Rows from a dataset

_ _ _ _ _ _ _

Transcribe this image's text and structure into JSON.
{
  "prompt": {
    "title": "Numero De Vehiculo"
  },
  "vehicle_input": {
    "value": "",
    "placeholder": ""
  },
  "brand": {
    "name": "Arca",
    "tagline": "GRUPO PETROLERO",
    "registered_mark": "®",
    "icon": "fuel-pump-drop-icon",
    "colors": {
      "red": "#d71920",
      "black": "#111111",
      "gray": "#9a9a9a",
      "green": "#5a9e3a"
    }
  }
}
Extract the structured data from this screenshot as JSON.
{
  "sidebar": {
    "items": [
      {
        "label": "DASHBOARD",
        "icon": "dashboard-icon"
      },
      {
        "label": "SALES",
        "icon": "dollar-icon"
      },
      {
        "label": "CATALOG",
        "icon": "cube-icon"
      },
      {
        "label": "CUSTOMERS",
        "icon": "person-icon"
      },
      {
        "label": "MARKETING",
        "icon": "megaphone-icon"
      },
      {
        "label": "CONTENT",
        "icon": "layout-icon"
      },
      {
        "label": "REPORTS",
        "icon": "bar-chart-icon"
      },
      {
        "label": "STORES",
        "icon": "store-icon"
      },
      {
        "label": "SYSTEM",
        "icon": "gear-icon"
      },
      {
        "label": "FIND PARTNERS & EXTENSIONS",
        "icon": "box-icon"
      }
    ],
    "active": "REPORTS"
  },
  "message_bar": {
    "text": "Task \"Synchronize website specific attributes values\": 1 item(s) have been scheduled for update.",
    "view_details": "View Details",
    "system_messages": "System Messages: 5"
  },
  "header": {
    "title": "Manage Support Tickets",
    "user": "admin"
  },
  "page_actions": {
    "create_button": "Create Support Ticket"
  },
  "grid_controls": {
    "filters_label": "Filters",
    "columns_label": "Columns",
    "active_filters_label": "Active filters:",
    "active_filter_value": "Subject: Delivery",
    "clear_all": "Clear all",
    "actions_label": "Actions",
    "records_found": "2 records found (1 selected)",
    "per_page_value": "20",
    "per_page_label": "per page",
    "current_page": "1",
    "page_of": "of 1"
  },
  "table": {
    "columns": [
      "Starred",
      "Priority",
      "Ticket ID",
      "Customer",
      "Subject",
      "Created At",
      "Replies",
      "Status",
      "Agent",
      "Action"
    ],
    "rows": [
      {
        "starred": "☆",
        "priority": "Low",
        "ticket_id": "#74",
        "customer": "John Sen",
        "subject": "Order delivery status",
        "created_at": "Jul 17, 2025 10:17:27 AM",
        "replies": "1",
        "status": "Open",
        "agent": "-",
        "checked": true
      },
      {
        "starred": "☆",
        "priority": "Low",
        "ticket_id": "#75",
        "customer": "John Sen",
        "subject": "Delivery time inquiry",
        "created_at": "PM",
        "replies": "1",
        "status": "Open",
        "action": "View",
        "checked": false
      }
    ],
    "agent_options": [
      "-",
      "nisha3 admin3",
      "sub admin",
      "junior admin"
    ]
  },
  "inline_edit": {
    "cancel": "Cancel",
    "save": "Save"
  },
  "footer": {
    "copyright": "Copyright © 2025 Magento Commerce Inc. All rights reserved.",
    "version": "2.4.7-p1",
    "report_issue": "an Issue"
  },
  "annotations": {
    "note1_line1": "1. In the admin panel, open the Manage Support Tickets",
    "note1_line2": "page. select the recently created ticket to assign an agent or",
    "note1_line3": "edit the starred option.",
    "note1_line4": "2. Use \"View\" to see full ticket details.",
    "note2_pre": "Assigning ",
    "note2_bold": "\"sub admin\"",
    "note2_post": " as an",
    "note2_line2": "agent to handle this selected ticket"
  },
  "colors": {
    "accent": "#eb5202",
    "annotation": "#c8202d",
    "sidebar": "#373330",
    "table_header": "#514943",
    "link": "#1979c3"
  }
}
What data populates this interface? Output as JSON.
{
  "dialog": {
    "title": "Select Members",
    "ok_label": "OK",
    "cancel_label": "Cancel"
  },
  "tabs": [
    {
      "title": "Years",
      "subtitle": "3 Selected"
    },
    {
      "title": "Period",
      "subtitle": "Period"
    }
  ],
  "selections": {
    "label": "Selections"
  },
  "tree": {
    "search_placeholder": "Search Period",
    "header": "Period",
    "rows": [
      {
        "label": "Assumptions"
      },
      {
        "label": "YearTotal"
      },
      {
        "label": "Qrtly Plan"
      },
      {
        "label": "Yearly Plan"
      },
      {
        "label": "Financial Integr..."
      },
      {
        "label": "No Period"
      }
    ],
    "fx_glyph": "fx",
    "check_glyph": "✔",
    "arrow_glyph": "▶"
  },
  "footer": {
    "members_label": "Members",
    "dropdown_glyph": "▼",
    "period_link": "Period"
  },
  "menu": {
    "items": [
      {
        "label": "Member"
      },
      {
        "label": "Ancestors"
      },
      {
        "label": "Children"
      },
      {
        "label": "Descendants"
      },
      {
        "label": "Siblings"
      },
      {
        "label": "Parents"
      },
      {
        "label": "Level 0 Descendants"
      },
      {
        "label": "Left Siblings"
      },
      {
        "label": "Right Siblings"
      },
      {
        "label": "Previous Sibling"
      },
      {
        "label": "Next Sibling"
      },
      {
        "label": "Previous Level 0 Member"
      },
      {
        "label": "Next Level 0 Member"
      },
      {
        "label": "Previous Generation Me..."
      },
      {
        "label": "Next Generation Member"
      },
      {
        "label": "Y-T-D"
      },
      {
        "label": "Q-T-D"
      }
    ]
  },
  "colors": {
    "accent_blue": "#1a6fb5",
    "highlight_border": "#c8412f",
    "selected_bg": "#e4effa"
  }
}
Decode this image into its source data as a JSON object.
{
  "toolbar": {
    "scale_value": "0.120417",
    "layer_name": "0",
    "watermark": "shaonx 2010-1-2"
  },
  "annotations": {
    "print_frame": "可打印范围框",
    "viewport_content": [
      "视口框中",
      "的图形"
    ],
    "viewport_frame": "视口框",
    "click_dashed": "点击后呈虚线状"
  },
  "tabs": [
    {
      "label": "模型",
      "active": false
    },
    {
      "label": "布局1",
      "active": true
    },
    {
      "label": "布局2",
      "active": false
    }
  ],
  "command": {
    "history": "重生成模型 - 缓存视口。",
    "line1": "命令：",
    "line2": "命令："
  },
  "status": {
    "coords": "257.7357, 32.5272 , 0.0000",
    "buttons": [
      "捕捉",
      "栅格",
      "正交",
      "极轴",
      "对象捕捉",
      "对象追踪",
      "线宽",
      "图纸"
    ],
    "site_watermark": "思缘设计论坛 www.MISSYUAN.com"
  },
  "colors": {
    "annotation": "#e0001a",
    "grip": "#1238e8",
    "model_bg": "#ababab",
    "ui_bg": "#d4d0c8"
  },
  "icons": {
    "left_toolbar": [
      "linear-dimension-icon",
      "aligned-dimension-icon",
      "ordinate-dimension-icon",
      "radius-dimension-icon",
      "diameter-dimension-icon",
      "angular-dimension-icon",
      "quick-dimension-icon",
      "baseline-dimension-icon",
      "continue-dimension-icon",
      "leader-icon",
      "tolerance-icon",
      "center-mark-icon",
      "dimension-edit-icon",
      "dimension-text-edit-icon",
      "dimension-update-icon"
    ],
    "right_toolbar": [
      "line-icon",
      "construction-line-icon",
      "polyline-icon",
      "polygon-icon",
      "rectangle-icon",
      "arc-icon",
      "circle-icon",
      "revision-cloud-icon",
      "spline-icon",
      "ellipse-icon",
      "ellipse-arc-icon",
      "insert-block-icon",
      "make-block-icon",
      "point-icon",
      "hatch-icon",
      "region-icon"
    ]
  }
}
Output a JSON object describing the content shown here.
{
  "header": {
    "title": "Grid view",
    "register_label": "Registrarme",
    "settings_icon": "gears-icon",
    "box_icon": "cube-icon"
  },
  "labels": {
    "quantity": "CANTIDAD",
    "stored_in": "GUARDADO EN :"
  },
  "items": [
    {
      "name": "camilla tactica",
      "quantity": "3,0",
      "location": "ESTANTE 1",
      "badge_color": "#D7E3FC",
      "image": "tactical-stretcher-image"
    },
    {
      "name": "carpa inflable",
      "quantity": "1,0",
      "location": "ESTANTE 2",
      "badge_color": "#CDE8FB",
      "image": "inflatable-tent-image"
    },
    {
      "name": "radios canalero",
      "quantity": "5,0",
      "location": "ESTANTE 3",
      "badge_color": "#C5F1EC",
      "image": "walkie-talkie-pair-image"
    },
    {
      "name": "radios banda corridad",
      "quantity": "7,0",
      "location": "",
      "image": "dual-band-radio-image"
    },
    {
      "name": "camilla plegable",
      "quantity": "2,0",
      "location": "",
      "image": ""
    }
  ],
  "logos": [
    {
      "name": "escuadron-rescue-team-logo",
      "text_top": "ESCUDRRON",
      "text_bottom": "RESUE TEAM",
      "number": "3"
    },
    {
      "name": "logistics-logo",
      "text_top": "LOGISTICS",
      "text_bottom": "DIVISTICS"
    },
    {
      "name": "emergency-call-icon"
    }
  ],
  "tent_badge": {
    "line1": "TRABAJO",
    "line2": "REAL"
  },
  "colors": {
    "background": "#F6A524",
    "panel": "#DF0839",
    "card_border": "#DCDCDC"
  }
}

_ _ _ _ _ _ _

-- Exercise details --
Report all lines of the data that include the word "JSON".

-- Task solution --
Transcribe this image's text and structure into JSON.
Extract the structured data from this screenshot as JSON.
What data populates this interface? Output as JSON.
Decode this image into its source data as a JSON object.
Output a JSON object describing the content shown here.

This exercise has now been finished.